• **Stated task**: State how many lines of the entries hold the string "JSON", and output nothing but that count.

• **Material**:
____

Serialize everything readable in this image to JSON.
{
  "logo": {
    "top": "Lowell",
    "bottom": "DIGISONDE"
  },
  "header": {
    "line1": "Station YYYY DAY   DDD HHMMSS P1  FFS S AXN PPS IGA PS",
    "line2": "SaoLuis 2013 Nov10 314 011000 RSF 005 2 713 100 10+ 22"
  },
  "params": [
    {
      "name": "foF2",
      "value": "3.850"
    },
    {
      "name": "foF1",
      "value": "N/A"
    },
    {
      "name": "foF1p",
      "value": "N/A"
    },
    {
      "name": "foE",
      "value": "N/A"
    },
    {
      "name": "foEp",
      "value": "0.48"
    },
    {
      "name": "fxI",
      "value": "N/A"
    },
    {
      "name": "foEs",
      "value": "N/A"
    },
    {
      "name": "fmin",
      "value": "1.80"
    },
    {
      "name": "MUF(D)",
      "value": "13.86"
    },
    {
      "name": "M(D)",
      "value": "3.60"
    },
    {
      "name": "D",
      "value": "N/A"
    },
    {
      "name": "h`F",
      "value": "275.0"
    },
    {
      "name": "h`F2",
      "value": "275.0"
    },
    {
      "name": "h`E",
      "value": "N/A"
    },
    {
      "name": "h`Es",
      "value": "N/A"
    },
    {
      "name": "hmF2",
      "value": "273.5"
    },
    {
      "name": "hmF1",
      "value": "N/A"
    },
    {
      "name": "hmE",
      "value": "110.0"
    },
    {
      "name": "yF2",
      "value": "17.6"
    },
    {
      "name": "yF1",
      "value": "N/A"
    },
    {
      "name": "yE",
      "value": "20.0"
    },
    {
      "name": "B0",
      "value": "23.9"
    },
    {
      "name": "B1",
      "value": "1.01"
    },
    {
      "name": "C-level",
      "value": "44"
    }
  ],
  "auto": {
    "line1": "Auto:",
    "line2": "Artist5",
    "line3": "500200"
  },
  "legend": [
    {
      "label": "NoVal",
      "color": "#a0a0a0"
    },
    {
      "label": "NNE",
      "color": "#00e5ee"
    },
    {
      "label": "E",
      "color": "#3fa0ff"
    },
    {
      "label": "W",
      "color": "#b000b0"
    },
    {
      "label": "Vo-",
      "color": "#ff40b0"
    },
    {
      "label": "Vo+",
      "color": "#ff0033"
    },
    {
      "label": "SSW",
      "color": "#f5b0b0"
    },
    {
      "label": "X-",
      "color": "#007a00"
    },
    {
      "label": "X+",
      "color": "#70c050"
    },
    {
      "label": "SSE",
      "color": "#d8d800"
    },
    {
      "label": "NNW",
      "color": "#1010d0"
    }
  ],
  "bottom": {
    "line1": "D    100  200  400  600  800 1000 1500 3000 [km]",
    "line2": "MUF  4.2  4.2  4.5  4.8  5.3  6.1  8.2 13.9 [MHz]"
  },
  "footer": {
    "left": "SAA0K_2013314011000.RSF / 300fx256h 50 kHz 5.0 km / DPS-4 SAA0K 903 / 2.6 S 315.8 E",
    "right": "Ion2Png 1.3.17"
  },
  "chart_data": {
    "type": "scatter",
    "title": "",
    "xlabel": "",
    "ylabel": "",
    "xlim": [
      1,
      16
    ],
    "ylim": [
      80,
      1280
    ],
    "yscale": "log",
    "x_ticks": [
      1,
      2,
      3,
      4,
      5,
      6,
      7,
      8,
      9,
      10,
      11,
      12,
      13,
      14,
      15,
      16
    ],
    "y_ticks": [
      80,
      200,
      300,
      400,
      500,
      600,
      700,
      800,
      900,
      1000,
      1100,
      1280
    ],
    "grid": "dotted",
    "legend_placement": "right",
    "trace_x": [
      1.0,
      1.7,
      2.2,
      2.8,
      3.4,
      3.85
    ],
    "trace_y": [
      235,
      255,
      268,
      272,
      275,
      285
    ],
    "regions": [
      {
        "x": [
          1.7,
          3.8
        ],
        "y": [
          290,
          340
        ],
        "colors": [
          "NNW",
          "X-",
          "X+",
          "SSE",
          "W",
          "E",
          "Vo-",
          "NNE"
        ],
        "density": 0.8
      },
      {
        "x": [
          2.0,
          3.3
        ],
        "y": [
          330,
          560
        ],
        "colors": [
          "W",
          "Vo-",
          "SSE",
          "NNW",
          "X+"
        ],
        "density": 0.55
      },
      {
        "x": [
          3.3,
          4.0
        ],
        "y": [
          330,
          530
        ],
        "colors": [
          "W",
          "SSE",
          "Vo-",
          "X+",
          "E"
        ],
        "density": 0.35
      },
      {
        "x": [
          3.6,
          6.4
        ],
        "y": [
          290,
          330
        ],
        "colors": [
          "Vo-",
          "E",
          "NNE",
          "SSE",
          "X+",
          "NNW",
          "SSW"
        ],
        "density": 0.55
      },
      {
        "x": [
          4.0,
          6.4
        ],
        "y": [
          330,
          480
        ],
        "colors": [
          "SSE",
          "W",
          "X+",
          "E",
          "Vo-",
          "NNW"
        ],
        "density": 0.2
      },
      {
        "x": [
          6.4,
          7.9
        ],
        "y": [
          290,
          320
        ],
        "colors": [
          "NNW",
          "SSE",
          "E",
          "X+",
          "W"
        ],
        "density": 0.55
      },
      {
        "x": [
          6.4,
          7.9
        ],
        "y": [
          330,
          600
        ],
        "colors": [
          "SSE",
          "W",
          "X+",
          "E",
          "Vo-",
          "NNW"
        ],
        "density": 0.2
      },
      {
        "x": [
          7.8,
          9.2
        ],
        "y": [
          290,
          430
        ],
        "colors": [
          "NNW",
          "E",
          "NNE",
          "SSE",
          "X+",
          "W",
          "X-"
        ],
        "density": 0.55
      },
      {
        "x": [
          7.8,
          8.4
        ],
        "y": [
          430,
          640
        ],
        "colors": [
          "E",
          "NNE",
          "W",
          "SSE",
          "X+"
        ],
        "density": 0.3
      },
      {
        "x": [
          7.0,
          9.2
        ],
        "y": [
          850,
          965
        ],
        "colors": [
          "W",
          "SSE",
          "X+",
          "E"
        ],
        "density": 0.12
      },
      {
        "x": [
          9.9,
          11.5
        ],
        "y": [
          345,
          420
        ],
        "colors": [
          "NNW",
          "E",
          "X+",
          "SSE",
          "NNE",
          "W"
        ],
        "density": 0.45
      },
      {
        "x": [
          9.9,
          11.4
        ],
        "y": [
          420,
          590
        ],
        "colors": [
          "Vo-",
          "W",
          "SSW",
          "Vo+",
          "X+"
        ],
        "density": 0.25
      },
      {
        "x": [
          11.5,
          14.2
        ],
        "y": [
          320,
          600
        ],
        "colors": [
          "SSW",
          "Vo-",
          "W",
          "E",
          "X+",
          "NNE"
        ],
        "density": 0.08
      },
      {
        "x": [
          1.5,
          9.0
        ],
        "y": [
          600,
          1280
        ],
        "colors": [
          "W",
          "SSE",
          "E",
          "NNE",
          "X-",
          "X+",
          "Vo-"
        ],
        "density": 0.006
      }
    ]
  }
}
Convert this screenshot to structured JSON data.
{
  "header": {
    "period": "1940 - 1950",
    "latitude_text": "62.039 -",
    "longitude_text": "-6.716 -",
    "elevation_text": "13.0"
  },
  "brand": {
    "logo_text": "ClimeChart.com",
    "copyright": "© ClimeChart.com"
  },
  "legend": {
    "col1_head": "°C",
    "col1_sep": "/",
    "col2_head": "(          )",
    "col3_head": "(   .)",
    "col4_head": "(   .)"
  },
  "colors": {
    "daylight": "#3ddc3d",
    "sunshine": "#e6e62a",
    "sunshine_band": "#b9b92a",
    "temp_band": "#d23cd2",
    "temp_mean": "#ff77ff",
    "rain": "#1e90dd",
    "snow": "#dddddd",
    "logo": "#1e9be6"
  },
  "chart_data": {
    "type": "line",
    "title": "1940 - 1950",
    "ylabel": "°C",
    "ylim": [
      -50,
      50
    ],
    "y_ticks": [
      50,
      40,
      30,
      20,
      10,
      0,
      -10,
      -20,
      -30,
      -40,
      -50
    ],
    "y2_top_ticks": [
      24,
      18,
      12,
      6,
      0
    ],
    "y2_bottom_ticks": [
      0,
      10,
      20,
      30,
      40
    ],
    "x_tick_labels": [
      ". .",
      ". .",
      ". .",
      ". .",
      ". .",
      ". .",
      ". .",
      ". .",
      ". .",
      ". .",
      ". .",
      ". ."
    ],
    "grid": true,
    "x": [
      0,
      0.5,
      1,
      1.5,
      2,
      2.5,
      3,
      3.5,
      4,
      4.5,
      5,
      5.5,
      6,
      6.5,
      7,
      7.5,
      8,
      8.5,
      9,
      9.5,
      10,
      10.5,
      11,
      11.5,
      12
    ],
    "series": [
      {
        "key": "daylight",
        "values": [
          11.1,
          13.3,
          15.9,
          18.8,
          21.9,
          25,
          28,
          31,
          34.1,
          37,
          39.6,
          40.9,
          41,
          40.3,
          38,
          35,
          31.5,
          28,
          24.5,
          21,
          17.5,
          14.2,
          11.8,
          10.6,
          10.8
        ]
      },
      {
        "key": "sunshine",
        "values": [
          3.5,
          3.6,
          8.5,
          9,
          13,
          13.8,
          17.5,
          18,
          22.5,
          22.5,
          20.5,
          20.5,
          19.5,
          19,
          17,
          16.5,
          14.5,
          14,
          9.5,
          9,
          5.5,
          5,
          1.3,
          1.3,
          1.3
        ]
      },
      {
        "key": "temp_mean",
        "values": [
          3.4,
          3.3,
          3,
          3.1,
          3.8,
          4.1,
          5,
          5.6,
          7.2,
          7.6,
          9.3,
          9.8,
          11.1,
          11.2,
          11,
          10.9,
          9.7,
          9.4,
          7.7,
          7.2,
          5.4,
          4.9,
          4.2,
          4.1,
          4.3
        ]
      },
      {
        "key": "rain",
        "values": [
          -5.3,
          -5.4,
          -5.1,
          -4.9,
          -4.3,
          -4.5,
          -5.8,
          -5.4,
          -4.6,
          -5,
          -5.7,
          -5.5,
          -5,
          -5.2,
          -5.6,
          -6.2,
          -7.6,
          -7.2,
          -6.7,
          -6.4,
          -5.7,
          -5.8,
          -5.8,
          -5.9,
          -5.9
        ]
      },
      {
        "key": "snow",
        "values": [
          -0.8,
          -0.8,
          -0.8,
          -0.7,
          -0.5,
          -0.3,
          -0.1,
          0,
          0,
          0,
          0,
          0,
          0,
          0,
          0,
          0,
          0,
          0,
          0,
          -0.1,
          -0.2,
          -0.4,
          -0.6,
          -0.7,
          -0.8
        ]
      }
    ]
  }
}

____

• **Task response**: 2